- **Stated problem**: Check every line of the entries below for the word "μονάδα", and copy the ones that have it.

- **Data provided**:
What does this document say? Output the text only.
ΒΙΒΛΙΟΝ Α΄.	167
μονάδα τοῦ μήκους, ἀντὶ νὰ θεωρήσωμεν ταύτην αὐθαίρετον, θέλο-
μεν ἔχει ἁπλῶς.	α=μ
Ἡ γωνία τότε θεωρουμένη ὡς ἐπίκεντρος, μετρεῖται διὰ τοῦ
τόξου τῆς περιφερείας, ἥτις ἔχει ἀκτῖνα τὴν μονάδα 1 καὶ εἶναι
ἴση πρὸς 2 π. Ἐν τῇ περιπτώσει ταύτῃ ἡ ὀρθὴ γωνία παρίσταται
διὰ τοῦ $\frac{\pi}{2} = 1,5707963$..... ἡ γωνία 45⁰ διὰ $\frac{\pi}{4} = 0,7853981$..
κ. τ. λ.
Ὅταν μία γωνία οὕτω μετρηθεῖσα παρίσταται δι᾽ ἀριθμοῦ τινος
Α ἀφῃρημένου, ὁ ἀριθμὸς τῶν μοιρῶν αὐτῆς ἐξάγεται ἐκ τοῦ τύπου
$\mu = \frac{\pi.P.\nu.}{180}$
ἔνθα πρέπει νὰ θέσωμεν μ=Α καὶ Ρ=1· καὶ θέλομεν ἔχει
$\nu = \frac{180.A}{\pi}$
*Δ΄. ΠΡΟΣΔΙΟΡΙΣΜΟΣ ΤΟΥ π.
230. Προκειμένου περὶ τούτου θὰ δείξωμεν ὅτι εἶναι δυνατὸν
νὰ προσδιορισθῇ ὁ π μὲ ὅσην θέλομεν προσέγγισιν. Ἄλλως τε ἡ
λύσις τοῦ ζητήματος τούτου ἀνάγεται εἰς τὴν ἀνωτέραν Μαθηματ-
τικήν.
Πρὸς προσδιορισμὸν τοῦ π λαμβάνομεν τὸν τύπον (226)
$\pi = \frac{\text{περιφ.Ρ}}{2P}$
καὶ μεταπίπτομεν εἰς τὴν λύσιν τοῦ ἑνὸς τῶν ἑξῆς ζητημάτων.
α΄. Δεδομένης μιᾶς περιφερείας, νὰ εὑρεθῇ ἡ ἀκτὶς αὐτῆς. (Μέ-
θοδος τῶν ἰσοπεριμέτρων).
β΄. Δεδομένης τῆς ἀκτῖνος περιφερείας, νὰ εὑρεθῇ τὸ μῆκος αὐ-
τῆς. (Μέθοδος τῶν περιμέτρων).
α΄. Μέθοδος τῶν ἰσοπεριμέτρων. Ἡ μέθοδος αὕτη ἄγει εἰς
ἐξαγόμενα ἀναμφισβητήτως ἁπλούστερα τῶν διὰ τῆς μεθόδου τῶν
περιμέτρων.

- **Task response**:
μονάδα τοῦ μήκους, ἀντὶ νὰ θεωρήσωμεν ταύτην αὐθαίρετον, θέλο-
τόξου τῆς περιφερείας, ἥτις ἔχει ἀκτῖνα τὴν μονάδα 1 καὶ εἶναι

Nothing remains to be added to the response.